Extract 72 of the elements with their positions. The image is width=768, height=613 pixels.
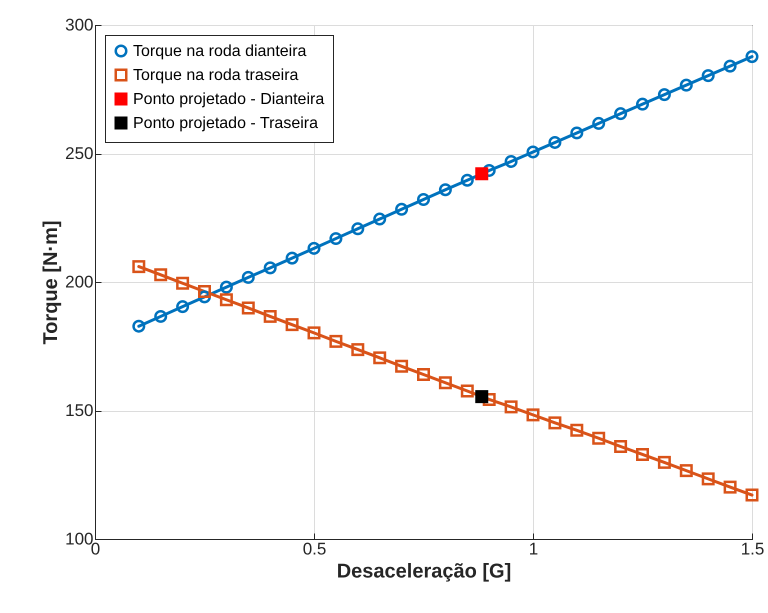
- point: [373, 351, 386, 364]
- point: [636, 448, 649, 461]
- point: [176, 276, 190, 290]
- point: [482, 164, 496, 177]
- point: [417, 368, 430, 382]
- point: [417, 193, 430, 206]
- x-axis-title: Desaceleração [G]: [336, 560, 512, 582]
- point: [329, 334, 342, 348]
- point: [746, 50, 758, 64]
- point: [351, 222, 364, 236]
- point: [570, 424, 584, 437]
- point: [724, 60, 737, 73]
- point: [220, 293, 233, 306]
- point: [132, 320, 146, 333]
- point: [592, 116, 606, 130]
- point: [614, 440, 628, 453]
- legend-label: Ponto projetado - Traseira: [133, 115, 318, 132]
- y-axis-title: Torque [N·m]: [40, 220, 62, 345]
- point: [680, 464, 693, 478]
- y-tick-label: 200: [65, 272, 94, 292]
- point: [460, 174, 474, 187]
- point: [264, 261, 277, 274]
- point: [658, 456, 671, 469]
- point: [482, 392, 496, 406]
- point: [504, 154, 518, 168]
- point: [658, 88, 671, 102]
- point: [395, 360, 408, 373]
- point: [264, 310, 277, 323]
- x-tick-label: 1: [528, 540, 538, 558]
- point: [680, 78, 693, 92]
- point: [154, 310, 168, 323]
- point: [724, 480, 737, 494]
- point: [373, 212, 386, 226]
- point: [329, 232, 342, 246]
- y-tick-label: 150: [65, 401, 94, 420]
- point: [570, 126, 584, 140]
- point: [746, 488, 758, 502]
- point: [242, 270, 255, 284]
- legend-label: Torque na roda dianteira: [133, 43, 307, 60]
- x-tick-label: 1.5: [740, 540, 764, 558]
- legend-label: Ponto projetado - Dianteira: [133, 91, 324, 108]
- point: [286, 318, 299, 332]
- point: [702, 472, 715, 486]
- point: [286, 252, 299, 265]
- point: [548, 136, 562, 149]
- point: [308, 242, 320, 255]
- point: [242, 301, 255, 314]
- point: [176, 300, 190, 314]
- point: [438, 376, 452, 390]
- point: [154, 268, 168, 282]
- point: [592, 432, 606, 445]
- point: [548, 416, 562, 430]
- point: [614, 107, 628, 120]
- point: [438, 183, 452, 196]
- point: [132, 260, 146, 274]
- point: [526, 408, 540, 422]
- point: [636, 98, 649, 111]
- point: [460, 384, 474, 398]
- legend-label: Torque na roda traseira: [133, 67, 299, 84]
- point: [220, 280, 233, 294]
- point: [351, 343, 364, 356]
- point: [198, 285, 211, 298]
- y-tick-label: 250: [65, 144, 94, 163]
- point: [504, 400, 518, 414]
- point: [702, 69, 715, 82]
- point: [475, 390, 488, 404]
- y-tick-label: 300: [65, 16, 94, 34]
- point: [308, 326, 320, 340]
- point: [526, 145, 540, 158]
- x-tick-label: 0.5: [302, 540, 326, 558]
- point: [395, 202, 408, 216]
- point: [475, 167, 488, 180]
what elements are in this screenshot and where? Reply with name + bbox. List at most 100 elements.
———
Copy all of the data above word for word, leaving out the pictures.

Extract 72 of the elements with their positions. The image is width=768, height=613 pixels.
- point: [373, 351, 386, 364]
- point: [636, 448, 649, 461]
- point: [176, 276, 190, 290]
- point: [482, 164, 496, 177]
- point: [417, 368, 430, 382]
- point: [417, 193, 430, 206]
- x-axis-title: Desaceleração [G]: [336, 560, 512, 582]
- point: [329, 334, 342, 348]
- point: [746, 50, 758, 64]
- point: [351, 222, 364, 236]
- point: [570, 424, 584, 437]
- point: [724, 60, 737, 73]
- point: [220, 293, 233, 306]
- point: [132, 320, 146, 333]
- point: [592, 116, 606, 130]
- point: [614, 440, 628, 453]
- legend-label: Ponto projetado - Traseira: [133, 115, 318, 132]
- y-axis-title: Torque [N·m]: [40, 220, 62, 345]
- point: [680, 464, 693, 478]
- y-tick-label: 200: [65, 272, 94, 292]
- point: [460, 174, 474, 187]
- point: [264, 261, 277, 274]
- point: [658, 456, 671, 469]
- point: [482, 392, 496, 406]
- point: [504, 154, 518, 168]
- point: [658, 88, 671, 102]
- point: [395, 360, 408, 373]
- point: [264, 310, 277, 323]
- x-tick-label: 1: [528, 540, 538, 558]
- point: [680, 78, 693, 92]
- point: [154, 310, 168, 323]
- point: [724, 480, 737, 494]
- point: [373, 212, 386, 226]
- point: [329, 232, 342, 246]
- y-tick-label: 150: [65, 401, 94, 420]
- point: [570, 126, 584, 140]
- point: [746, 488, 758, 502]
- point: [242, 270, 255, 284]
- legend-label: Torque na roda dianteira: [133, 43, 307, 60]
- x-tick-label: 1.5: [740, 540, 764, 558]
- legend-label: Ponto projetado - Dianteira: [133, 91, 324, 108]
- point: [286, 318, 299, 332]
- point: [702, 472, 715, 486]
- point: [286, 252, 299, 265]
- point: [548, 136, 562, 149]
- point: [308, 242, 320, 255]
- point: [242, 301, 255, 314]
- point: [176, 300, 190, 314]
- point: [438, 376, 452, 390]
- point: [154, 268, 168, 282]
- point: [592, 432, 606, 445]
- point: [548, 416, 562, 430]
- point: [614, 107, 628, 120]
- point: [438, 183, 452, 196]
- point: [132, 260, 146, 274]
- point: [526, 408, 540, 422]
- point: [636, 98, 649, 111]
- point: [460, 384, 474, 398]
- legend-label: Torque na roda traseira: [133, 67, 299, 84]
- point: [220, 280, 233, 294]
- point: [351, 343, 364, 356]
- point: [198, 285, 211, 298]
- y-tick-label: 250: [65, 144, 94, 163]
- point: [504, 400, 518, 414]
- point: [702, 69, 715, 82]
- point: [475, 390, 488, 404]
- y-tick-label: 300: [65, 16, 94, 34]
- point: [308, 326, 320, 340]
- point: [526, 145, 540, 158]
- x-tick-label: 0.5: [302, 540, 326, 558]
- point: [395, 202, 408, 216]
- point: [475, 167, 488, 180]
what elements are in this screenshot and where? Reply with name + bbox. List at most 100 elements.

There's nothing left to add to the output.